Exercise requirements |
Copy out all the records, word for word.

Data records |

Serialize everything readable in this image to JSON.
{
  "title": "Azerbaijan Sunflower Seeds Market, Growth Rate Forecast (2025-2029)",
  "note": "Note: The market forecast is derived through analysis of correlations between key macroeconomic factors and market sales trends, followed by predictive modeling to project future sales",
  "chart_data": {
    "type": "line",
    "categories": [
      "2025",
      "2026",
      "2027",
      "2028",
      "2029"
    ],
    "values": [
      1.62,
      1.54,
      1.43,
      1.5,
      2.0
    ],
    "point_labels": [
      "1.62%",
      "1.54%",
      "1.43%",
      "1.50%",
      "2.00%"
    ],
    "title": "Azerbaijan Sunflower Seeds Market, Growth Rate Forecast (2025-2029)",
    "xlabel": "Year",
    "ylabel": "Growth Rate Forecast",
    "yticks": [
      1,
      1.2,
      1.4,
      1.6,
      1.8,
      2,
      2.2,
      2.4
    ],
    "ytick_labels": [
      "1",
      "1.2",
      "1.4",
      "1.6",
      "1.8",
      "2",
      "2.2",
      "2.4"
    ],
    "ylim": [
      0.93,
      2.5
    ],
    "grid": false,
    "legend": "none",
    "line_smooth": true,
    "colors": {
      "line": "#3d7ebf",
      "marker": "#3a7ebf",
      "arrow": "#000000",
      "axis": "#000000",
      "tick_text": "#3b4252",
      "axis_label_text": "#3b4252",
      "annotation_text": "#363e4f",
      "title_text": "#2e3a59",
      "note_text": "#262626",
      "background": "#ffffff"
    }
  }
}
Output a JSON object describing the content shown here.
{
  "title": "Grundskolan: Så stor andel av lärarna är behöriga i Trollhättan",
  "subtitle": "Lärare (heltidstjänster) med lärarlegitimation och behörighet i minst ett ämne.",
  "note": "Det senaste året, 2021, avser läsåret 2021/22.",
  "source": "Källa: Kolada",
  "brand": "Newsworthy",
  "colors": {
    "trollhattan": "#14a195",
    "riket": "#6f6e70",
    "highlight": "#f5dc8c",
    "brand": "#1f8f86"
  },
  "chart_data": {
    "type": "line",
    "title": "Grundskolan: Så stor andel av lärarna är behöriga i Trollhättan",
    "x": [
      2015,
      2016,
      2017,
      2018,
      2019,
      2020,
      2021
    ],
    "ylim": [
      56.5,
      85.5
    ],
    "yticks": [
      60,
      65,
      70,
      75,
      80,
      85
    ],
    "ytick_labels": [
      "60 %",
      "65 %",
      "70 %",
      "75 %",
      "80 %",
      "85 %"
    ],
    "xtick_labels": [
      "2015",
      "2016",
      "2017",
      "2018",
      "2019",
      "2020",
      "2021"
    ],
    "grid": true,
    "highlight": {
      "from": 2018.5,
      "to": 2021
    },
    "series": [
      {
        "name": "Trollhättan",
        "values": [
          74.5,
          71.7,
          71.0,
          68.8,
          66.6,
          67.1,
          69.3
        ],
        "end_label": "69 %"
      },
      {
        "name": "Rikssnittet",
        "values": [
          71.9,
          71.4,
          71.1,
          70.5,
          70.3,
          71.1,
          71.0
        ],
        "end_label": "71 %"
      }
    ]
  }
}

Response |
Serialize everything readable in this image to JSON.
{
  "title": "Azerbaijan Sunflower Seeds Market, Growth Rate Forecast (2025-2029)",
  "note": "Note: The market forecast is derived through analysis of correlations between key macroeconomic factors and market sales trends, followed by predictive modeling to project future sales",
  "chart_data": {
    "type": "line",
    "categories": [
      "2025",
      "2026",
      "2027",
      "2028",
      "2029"
    ],
    "values": [
      1.62,
      1.54,
      1.43,
      1.5,
      2.0
    ],
    "point_labels": [
      "1.62%",
      "1.54%",
      "1.43%",
      "1.50%",
      "2.00%"
    ],
    "title": "Azerbaijan Sunflower Seeds Market, Growth Rate Forecast (2025-2029)",
    "xlabel": "Year",
    "ylabel": "Growth Rate Forecast",
    "yticks": [
      1,
      1.2,
      1.4,
      1.6,
      1.8,
      2,
      2.2,
      2.4
    ],
    "ytick_labels": [
      "1",
      "1.2",
      "1.4",
      "1.6",
      "1.8",
      "2",
      "2.2",
      "2.4"
    ],
    "ylim": [
      0.93,
      2.5
    ],
    "grid": false,
    "legend": "none",
    "line_smooth": true,
    "colors": {
      "line": "#3d7ebf",
      "marker": "#3a7ebf",
      "arrow": "#000000",
      "axis": "#000000",
      "tick_text": "#3b4252",
      "axis_label_text": "#3b4252",
      "annotation_text": "#363e4f",
      "title_text": "#2e3a59",
      "note_text": "#262626",
      "background": "#ffffff"
    }
  }
}
Output a JSON object describing the content shown here.
{
  "title": "Grundskolan: Så stor andel av lärarna är behöriga i Trollhättan",
  "subtitle": "Lärare (heltidstjänster) med lärarlegitimation och behörighet i minst ett ämne.",
  "note": "Det senaste året, 2021, avser läsåret 2021/22.",
  "source": "Källa: Kolada",
  "brand": "Newsworthy",
  "colors": {
    "trollhattan": "#14a195",
    "riket": "#6f6e70",
    "highlight": "#f5dc8c",
    "brand": "#1f8f86"
  },
  "chart_data": {
    "type": "line",
    "title": "Grundskolan: Så stor andel av lärarna är behöriga i Trollhättan",
    "x": [
      2015,
      2016,
      2017,
      2018,
      2019,
      2020,
      2021
    ],
    "ylim": [
      56.5,
      85.5
    ],
    "yticks": [
      60,
      65,
      70,
      75,
      80,
      85
    ],
    "ytick_labels": [
      "60 %",
      "65 %",
      "70 %",
      "75 %",
      "80 %",
      "85 %"
    ],
    "xtick_labels": [
      "2015",
      "2016",
      "2017",
      "2018",
      "2019",
      "2020",
      "2021"
    ],
    "grid": true,
    "highlight": {
      "from": 2018.5,
      "to": 2021
    },
    "series": [
      {
        "name": "Trollhättan",
        "values": [
          74.5,
          71.7,
          71.0,
          68.8,
          66.6,
          67.1,
          69.3
        ],
        "end_label": "69 %"
      },
      {
        "name": "Rikssnittet",
        "values": [
          71.9,
          71.4,
          71.1,
          70.5,
          70.3,
          71.1,
          71.0
        ],
        "end_label": "71 %"
      }
    ]
  }
}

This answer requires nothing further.